Dataset items:
------------------------

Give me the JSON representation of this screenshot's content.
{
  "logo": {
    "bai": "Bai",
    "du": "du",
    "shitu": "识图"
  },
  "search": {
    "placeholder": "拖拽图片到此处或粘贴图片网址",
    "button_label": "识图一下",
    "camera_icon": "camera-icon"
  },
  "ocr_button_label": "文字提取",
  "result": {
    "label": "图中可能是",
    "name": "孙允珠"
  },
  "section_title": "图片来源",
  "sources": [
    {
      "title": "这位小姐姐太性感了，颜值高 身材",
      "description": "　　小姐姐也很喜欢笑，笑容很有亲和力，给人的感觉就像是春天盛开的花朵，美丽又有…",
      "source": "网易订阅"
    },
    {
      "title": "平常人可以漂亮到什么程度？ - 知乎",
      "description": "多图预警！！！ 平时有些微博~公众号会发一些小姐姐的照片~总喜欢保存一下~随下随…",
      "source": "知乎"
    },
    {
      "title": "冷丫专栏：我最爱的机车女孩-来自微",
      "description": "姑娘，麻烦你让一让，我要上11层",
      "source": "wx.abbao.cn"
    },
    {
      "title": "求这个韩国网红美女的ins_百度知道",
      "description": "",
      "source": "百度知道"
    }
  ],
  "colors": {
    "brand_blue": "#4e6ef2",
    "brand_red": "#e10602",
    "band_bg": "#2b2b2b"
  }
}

------------------------

PROBLEM DETAILS: Retype each record exactly, leaving nothing out.

EXPECTED OUTPUT:
Give me the JSON representation of this screenshot's content.
{
  "logo": {
    "bai": "Bai",
    "du": "du",
    "shitu": "识图"
  },
  "search": {
    "placeholder": "拖拽图片到此处或粘贴图片网址",
    "button_label": "识图一下",
    "camera_icon": "camera-icon"
  },
  "ocr_button_label": "文字提取",
  "result": {
    "label": "图中可能是",
    "name": "孙允珠"
  },
  "section_title": "图片来源",
  "sources": [
    {
      "title": "这位小姐姐太性感了，颜值高 身材",
      "description": "　　小姐姐也很喜欢笑，笑容很有亲和力，给人的感觉就像是春天盛开的花朵，美丽又有…",
      "source": "网易订阅"
    },
    {
      "title": "平常人可以漂亮到什么程度？ - 知乎",
      "description": "多图预警！！！ 平时有些微博~公众号会发一些小姐姐的照片~总喜欢保存一下~随下随…",
      "source": "知乎"
    },
    {
      "title": "冷丫专栏：我最爱的机车女孩-来自微",
      "description": "姑娘，麻烦你让一让，我要上11层",
      "source": "wx.abbao.cn"
    },
    {
      "title": "求这个韩国网红美女的ins_百度知道",
      "description": "",
      "source": "百度知道"
    }
  ],
  "colors": {
    "brand_blue": "#4e6ef2",
    "brand_red": "#e10602",
    "band_bg": "#2b2b2b"
  }
}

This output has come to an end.